** start DATA SUPPLIED **

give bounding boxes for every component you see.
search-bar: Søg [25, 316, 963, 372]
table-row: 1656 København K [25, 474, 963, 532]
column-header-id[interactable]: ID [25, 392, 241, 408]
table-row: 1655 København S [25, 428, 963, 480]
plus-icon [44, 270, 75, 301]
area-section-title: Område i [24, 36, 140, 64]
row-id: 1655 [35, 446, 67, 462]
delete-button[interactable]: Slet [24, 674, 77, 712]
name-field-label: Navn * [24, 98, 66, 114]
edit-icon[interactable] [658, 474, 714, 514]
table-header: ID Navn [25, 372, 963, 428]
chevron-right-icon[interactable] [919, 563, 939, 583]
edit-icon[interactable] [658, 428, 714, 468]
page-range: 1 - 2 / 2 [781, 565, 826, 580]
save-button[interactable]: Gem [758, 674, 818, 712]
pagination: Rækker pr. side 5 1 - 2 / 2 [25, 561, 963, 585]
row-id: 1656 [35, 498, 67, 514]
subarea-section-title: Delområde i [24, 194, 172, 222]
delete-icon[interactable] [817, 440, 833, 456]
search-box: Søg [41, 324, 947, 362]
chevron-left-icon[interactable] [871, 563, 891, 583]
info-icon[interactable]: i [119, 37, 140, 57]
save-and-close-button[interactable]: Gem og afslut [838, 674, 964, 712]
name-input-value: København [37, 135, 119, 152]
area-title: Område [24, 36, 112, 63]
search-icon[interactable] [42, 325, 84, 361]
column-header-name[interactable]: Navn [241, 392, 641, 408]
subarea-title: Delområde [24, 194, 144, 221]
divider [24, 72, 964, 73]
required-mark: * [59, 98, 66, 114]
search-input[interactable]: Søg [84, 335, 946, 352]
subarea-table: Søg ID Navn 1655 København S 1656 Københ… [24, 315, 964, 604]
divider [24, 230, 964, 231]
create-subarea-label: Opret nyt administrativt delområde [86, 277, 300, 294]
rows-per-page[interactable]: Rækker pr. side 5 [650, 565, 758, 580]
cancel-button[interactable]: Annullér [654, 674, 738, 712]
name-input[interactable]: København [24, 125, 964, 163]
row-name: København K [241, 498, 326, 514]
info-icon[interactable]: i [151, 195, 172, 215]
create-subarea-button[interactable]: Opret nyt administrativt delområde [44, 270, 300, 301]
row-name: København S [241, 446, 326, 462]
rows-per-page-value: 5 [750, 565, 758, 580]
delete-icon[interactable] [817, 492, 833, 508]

** end DATA SUPPLIED **

__EXERCISE__
Put the material above into a Markdown table with the columns Row and Line, numbering each line and leaving out any blank ones.

__ANSWER TO THE TASK__
| Row | Line |
|---|---|
| 1 | give bounding boxes for every component you see. |
| 2 | search-bar: Søg [25, 316, 963, 372] |
| 3 | table-row: 1656 København K [25, 474, 963, 532] |
| 4 | column-header-id[interactable]: ID [25, 392, 241, 408] |
| 5 | table-row: 1655 København S [25, 428, 963, 480] |
| 6 | plus-icon [44, 270, 75, 301] |
| 7 | area-section-title: Område i [24, 36, 140, 64] |
| 8 | row-id: 1655 [35, 446, 67, 462] |
| 9 | delete-button[interactable]: Slet [24, 674, 77, 712] |
| 10 | name-field-label: Navn * [24, 98, 66, 114] |
| 11 | edit-icon[interactable] [658, 474, 714, 514] |
| 12 | table-header: ID Navn [25, 372, 963, 428] |
| 13 | chevron-right-icon[interactable] [919, 563, 939, 583] |
| 14 | edit-icon[interactable] [658, 428, 714, 468] |
| 15 | page-range: 1 - 2 / 2 [781, 565, 826, 580] |
| 16 | save-button[interactable]: Gem [758, 674, 818, 712] |
| 17 | pagination: Rækker pr. side 5 1 - 2 / 2 [25, 561, 963, 585] |
| 18 | row-id: 1656 [35, 498, 67, 514] |
| 19 | subarea-section-title: Delområde i [24, 194, 172, 222] |
| 20 | delete-icon[interactable] [817, 440, 833, 456] |
| 21 | search-box: Søg [41, 324, 947, 362] |
| 22 | chevron-left-icon[interactable] [871, 563, 891, 583] |
| 23 | info-icon[interactable]: i [119, 37, 140, 57] |
| 24 | save-and-close-button[interactable]: Gem og afslut [838, 674, 964, 712] |
| 25 | name-input-value: København [37, 135, 119, 152] |
| 26 | area-title: Område [24, 36, 112, 63] |
| 27 | search-icon[interactable] [42, 325, 84, 361] |
| 28 | column-header-name[interactable]: Navn [241, 392, 641, 408] |
| 29 | subarea-title: Delområde [24, 194, 144, 221] |
| 30 | divider [24, 72, 964, 73] |
| 31 | required-mark: * [59, 98, 66, 114] |
| 32 | search-input[interactable]: Søg [84, 335, 946, 352] |
| 33 | subarea-table: Søg ID Navn 1655 København S 1656 Københ… [24, 315, 964, 604] |
| 34 | divider [24, 230, 964, 231] |
| 35 | create-subarea-label: Opret nyt administrativt delområde [86, 277, 300, 294] |
| 36 | rows-per-page[interactable]: Rækker pr. side 5 [650, 565, 758, 580] |
| 37 | cancel-button[interactable]: Annullér [654, 674, 738, 712] |
| 38 | name-input[interactable]: København [24, 125, 964, 163] |
| 39 | row-name: København K [241, 498, 326, 514] |
| 40 | info-icon[interactable]: i [151, 195, 172, 215] |
| 41 | create-subarea-button[interactable]: Opret nyt administrativt delområde [44, 270, 300, 301] |
| 42 | row-name: København S [241, 446, 326, 462] |
| 43 | rows-per-page-value: 5 [750, 565, 758, 580] |
| 44 | delete-icon[interactable] [817, 492, 833, 508] |